(Figure collection entries)
────────────────────
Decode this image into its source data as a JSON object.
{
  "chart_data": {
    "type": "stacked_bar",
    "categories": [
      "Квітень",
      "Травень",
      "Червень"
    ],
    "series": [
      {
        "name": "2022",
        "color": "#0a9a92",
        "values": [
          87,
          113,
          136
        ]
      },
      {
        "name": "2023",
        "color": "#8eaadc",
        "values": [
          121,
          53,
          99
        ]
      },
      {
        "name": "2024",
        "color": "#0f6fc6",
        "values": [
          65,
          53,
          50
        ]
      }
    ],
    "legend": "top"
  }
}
────────────────────
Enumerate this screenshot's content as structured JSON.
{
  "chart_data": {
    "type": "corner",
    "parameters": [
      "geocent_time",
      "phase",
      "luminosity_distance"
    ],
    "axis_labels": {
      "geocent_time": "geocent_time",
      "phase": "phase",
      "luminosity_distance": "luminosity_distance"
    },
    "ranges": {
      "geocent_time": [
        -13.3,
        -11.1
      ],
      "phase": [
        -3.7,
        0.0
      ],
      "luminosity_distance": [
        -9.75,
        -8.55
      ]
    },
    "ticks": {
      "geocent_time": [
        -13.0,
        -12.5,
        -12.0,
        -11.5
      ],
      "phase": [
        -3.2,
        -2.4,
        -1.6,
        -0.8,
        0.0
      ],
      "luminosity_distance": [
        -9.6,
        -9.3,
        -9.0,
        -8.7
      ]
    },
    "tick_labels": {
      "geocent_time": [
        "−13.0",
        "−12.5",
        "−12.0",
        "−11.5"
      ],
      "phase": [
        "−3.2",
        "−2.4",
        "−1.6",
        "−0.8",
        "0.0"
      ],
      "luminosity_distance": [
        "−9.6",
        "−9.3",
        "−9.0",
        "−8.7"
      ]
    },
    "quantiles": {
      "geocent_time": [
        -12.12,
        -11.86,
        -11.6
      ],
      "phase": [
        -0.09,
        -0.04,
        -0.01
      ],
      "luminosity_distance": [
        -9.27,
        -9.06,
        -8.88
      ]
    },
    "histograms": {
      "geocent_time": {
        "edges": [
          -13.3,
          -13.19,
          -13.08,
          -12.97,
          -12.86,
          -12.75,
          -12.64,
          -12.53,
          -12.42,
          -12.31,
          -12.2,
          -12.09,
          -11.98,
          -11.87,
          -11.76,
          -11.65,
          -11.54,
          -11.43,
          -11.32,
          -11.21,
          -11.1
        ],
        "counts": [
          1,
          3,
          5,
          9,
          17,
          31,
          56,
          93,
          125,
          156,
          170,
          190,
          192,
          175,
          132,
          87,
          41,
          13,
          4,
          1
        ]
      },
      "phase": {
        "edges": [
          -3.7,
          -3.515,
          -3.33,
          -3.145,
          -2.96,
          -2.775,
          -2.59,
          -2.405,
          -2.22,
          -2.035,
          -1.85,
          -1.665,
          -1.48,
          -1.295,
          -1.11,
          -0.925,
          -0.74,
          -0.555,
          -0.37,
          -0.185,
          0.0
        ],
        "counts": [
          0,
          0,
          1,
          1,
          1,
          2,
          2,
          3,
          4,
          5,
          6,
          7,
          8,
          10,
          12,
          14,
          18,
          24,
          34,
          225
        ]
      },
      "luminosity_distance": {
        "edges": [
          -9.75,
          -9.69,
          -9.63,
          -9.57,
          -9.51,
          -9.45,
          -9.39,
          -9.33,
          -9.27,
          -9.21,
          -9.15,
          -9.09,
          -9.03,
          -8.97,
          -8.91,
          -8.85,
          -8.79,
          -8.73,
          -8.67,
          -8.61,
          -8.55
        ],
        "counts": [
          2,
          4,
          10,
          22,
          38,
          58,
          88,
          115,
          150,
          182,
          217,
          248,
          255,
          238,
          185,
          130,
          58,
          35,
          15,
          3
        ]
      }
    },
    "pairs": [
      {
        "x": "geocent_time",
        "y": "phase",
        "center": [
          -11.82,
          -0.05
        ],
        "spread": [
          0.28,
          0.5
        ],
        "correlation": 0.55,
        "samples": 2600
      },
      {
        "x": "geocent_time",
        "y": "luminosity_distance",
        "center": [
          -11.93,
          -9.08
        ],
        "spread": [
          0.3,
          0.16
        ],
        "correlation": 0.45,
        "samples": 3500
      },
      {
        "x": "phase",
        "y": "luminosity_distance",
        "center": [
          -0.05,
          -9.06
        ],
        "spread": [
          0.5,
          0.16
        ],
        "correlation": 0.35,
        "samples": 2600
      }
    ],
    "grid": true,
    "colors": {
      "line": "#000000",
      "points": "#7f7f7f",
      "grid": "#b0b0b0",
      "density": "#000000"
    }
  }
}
────────────────────
Write out every line of the entries that holds the word "JSON".

Decode this image into its source data as a JSON object.
Enumerate this screenshot's content as structured JSON.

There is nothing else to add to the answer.